| Goal |
Copy every line of the entries below with no changes.

+++ Entries +++

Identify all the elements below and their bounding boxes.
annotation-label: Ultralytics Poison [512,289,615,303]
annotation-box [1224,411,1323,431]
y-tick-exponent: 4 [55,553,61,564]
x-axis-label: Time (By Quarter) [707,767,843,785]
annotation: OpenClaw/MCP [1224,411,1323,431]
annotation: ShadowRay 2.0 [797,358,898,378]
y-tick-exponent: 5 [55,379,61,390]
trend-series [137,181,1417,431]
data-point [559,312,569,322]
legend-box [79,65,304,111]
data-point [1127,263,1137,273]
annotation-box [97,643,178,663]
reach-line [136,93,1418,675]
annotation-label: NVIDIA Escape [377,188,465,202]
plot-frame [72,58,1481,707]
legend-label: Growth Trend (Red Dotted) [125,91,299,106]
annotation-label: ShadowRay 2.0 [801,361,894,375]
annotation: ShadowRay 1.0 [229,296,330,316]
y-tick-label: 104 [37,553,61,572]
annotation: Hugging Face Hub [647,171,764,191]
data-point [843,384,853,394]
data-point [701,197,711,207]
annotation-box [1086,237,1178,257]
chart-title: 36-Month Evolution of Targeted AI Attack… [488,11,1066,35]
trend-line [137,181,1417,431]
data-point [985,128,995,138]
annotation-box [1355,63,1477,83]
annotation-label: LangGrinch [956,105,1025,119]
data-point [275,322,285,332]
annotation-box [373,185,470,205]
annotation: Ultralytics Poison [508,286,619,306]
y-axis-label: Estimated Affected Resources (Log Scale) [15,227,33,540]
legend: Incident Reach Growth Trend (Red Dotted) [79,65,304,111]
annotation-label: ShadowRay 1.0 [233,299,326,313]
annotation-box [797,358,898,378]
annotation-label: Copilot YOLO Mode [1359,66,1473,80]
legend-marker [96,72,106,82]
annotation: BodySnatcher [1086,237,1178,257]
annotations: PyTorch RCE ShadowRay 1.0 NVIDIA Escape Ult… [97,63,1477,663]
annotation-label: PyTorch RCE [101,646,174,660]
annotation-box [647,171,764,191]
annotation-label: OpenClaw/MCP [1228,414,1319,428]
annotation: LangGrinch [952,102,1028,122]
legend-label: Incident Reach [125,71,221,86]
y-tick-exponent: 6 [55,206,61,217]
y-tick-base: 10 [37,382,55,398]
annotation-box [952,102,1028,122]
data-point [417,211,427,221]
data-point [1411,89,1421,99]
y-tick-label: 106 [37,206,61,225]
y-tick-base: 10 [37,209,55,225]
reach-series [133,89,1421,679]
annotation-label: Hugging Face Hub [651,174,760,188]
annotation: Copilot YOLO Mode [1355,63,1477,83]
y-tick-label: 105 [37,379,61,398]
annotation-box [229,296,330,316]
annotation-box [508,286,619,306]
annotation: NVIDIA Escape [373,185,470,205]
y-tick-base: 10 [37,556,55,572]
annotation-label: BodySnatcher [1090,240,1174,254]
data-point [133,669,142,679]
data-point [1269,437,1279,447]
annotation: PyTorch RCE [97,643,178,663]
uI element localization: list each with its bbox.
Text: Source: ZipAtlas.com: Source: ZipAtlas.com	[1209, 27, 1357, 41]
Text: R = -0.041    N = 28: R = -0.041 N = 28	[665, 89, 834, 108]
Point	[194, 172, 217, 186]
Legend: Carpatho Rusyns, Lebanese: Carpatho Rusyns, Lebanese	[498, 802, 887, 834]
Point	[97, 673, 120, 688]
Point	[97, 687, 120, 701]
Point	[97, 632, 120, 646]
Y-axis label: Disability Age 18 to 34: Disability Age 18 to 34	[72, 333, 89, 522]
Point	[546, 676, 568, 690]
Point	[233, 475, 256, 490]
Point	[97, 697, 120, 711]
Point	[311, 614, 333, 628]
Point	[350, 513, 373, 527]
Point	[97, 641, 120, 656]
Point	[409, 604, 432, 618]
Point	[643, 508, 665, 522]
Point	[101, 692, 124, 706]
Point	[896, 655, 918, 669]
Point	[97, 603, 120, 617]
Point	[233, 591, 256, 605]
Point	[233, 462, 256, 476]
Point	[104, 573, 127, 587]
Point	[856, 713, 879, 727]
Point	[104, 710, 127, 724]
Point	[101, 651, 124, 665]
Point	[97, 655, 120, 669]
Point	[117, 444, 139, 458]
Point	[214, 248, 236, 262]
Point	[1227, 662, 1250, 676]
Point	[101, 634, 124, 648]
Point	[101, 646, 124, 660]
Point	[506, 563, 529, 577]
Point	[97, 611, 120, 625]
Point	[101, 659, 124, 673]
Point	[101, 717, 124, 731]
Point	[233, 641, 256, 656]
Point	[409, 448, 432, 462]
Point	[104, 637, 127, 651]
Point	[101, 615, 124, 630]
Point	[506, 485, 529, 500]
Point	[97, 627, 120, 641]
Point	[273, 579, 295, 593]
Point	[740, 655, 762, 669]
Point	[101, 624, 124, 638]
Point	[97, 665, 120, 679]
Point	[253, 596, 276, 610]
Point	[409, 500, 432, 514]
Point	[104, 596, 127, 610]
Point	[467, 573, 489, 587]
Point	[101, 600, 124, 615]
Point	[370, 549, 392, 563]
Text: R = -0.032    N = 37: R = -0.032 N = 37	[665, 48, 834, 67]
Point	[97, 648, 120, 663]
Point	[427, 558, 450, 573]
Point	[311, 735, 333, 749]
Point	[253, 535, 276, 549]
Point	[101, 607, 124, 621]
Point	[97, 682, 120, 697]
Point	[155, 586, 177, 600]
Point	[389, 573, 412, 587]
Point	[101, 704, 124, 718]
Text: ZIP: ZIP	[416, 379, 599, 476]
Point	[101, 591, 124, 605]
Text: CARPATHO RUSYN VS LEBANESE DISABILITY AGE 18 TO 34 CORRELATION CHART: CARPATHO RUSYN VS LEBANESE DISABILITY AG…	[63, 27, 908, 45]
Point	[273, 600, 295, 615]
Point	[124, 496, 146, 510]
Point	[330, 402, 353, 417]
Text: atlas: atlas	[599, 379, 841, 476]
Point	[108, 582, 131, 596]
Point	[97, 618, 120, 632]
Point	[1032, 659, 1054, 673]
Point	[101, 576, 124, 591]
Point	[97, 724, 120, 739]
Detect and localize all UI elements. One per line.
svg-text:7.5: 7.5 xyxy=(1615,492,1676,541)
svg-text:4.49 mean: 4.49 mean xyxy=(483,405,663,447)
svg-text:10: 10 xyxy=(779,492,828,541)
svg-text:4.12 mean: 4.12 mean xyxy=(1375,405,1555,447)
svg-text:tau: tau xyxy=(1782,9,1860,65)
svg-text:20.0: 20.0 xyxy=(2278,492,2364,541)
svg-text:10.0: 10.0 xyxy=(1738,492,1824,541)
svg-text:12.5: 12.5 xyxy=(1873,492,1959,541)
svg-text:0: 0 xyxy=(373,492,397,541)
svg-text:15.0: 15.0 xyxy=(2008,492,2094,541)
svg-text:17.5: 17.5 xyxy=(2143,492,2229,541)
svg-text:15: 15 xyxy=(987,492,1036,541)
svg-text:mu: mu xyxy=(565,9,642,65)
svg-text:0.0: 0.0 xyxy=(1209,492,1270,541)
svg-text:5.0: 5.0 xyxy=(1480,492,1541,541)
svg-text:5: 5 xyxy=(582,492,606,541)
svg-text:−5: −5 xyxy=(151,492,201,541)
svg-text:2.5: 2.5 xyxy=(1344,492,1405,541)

+++

| The response |
Identify all the elements below and their bounding boxes.
annotation-label: Ultralytics Poison [512,289,615,303]
annotation-box [1224,411,1323,431]
y-tick-exponent: 4 [55,553,61,564]
x-axis-label: Time (By Quarter) [707,767,843,785]
annotation: OpenClaw/MCP [1224,411,1323,431]
annotation: ShadowRay 2.0 [797,358,898,378]
y-tick-exponent: 5 [55,379,61,390]
trend-series [137,181,1417,431]
data-point [559,312,569,322]
legend-box [79,65,304,111]
data-point [1127,263,1137,273]
annotation-box [97,643,178,663]
reach-line [136,93,1418,675]
annotation-label: NVIDIA Escape [377,188,465,202]
plot-frame [72,58,1481,707]
legend-label: Growth Trend (Red Dotted) [125,91,299,106]
annotation-label: ShadowRay 2.0 [801,361,894,375]
annotation: ShadowRay 1.0 [229,296,330,316]
y-tick-label: 104 [37,553,61,572]
annotation: Hugging Face Hub [647,171,764,191]
data-point [843,384,853,394]
data-point [701,197,711,207]
annotation-box [1086,237,1178,257]
chart-title: 36-Month Evolution of Targeted AI Attack… [488,11,1066,35]
trend-line [137,181,1417,431]
data-point [985,128,995,138]
annotation-box [1355,63,1477,83]
annotation-label: LangGrinch [956,105,1025,119]
data-point [275,322,285,332]
annotation-box [373,185,470,205]
annotation: Ultralytics Poison [508,286,619,306]
y-axis-label: Estimated Affected Resources (Log Scale) [15,227,33,540]
legend: Incident Reach Growth Trend (Red Dotted) [79,65,304,111]
annotation-label: ShadowRay 1.0 [233,299,326,313]
annotation-box [797,358,898,378]
annotation-label: Copilot YOLO Mode [1359,66,1473,80]
legend-marker [96,72,106,82]
annotation: BodySnatcher [1086,237,1178,257]
annotations: PyTorch RCE ShadowRay 1.0 NVIDIA Escape Ult… [97,63,1477,663]
annotation-label: PyTorch RCE [101,646,174,660]
annotation-box [647,171,764,191]
annotation-label: OpenClaw/MCP [1228,414,1319,428]
annotation: LangGrinch [952,102,1028,122]
legend-label: Incident Reach [125,71,221,86]
y-tick-exponent: 6 [55,206,61,217]
y-tick-base: 10 [37,382,55,398]
annotation-box [952,102,1028,122]
data-point [417,211,427,221]
data-point [1411,89,1421,99]
y-tick-label: 106 [37,206,61,225]
y-tick-base: 10 [37,209,55,225]
reach-series [133,89,1421,679]
annotation-label: Hugging Face Hub [651,174,760,188]
annotation: Copilot YOLO Mode [1355,63,1477,83]
y-tick-label: 105 [37,379,61,398]
annotation-box [229,296,330,316]
annotation-box [508,286,619,306]
annotation: NVIDIA Escape [373,185,470,205]
y-tick-base: 10 [37,556,55,572]
annotation-label: BodySnatcher [1090,240,1174,254]
data-point [133,669,142,679]
data-point [1269,437,1279,447]
annotation: PyTorch RCE [97,643,178,663]
uI element localization: list each with its bbox.
Text: Source: ZipAtlas.com: Source: ZipAtlas.com	[1209, 27, 1357, 41]
Text: R = -0.041    N = 28: R = -0.041 N = 28	[665, 89, 834, 108]
Point	[194, 172, 217, 186]
Legend: Carpatho Rusyns, Lebanese: Carpatho Rusyns, Lebanese	[498, 802, 887, 834]
Point	[97, 673, 120, 688]
Point	[97, 687, 120, 701]
Point	[97, 632, 120, 646]
Y-axis label: Disability Age 18 to 34: Disability Age 18 to 34	[72, 333, 89, 522]
Point	[546, 676, 568, 690]
Point	[233, 475, 256, 490]
Point	[97, 697, 120, 711]
Point	[311, 614, 333, 628]
Point	[350, 513, 373, 527]
Point	[97, 641, 120, 656]
Point	[409, 604, 432, 618]
Point	[643, 508, 665, 522]
Point	[101, 692, 124, 706]
Point	[896, 655, 918, 669]
Point	[97, 603, 120, 617]
Point	[233, 591, 256, 605]
Point	[233, 462, 256, 476]
Point	[104, 573, 127, 587]
Point	[856, 713, 879, 727]
Point	[104, 710, 127, 724]
Point	[101, 651, 124, 665]
Point	[97, 655, 120, 669]
Point	[117, 444, 139, 458]
Point	[214, 248, 236, 262]
Point	[1227, 662, 1250, 676]
Point	[101, 634, 124, 648]
Point	[101, 646, 124, 660]
Point	[506, 563, 529, 577]
Point	[97, 611, 120, 625]
Point	[101, 659, 124, 673]
Point	[101, 717, 124, 731]
Point	[233, 641, 256, 656]
Point	[409, 448, 432, 462]
Point	[104, 637, 127, 651]
Point	[101, 615, 124, 630]
Point	[506, 485, 529, 500]
Point	[97, 627, 120, 641]
Point	[273, 579, 295, 593]
Point	[740, 655, 762, 669]
Point	[101, 624, 124, 638]
Point	[97, 665, 120, 679]
Point	[253, 596, 276, 610]
Point	[409, 500, 432, 514]
Point	[104, 596, 127, 610]
Point	[467, 573, 489, 587]
Point	[101, 600, 124, 615]
Point	[370, 549, 392, 563]
Text: R = -0.032    N = 37: R = -0.032 N = 37	[665, 48, 834, 67]
Point	[97, 648, 120, 663]
Point	[427, 558, 450, 573]
Point	[311, 735, 333, 749]
Point	[253, 535, 276, 549]
Point	[101, 607, 124, 621]
Point	[97, 682, 120, 697]
Point	[155, 586, 177, 600]
Point	[389, 573, 412, 587]
Point	[101, 704, 124, 718]
Text: ZIP: ZIP	[416, 379, 599, 476]
Point	[101, 591, 124, 605]
Text: CARPATHO RUSYN VS LEBANESE DISABILITY AGE 18 TO 34 CORRELATION CHART: CARPATHO RUSYN VS LEBANESE DISABILITY AG…	[63, 27, 908, 45]
Point	[273, 600, 295, 615]
Point	[124, 496, 146, 510]
Point	[330, 402, 353, 417]
Text: atlas: atlas	[599, 379, 841, 476]
Point	[108, 582, 131, 596]
Point	[97, 618, 120, 632]
Point	[1032, 659, 1054, 673]
Point	[101, 576, 124, 591]
Point	[97, 724, 120, 739]
Detect and localize all UI elements. One per line.
svg-text:7.5: 7.5 xyxy=(1615,492,1676,541)
svg-text:4.49 mean: 4.49 mean xyxy=(483,405,663,447)
svg-text:10: 10 xyxy=(779,492,828,541)
svg-text:4.12 mean: 4.12 mean xyxy=(1375,405,1555,447)
svg-text:tau: tau xyxy=(1782,9,1860,65)
svg-text:20.0: 20.0 xyxy=(2278,492,2364,541)
svg-text:10.0: 10.0 xyxy=(1738,492,1824,541)
svg-text:12.5: 12.5 xyxy=(1873,492,1959,541)
svg-text:0: 0 xyxy=(373,492,397,541)
svg-text:15.0: 15.0 xyxy=(2008,492,2094,541)
svg-text:17.5: 17.5 xyxy=(2143,492,2229,541)
svg-text:15: 15 xyxy=(987,492,1036,541)
svg-text:mu: mu xyxy=(565,9,642,65)
svg-text:0.0: 0.0 xyxy=(1209,492,1270,541)
svg-text:5.0: 5.0 xyxy=(1480,492,1541,541)
svg-text:5: 5 xyxy=(582,492,606,541)
svg-text:−5: −5 xyxy=(151,492,201,541)
svg-text:2.5: 2.5 xyxy=(1344,492,1405,541)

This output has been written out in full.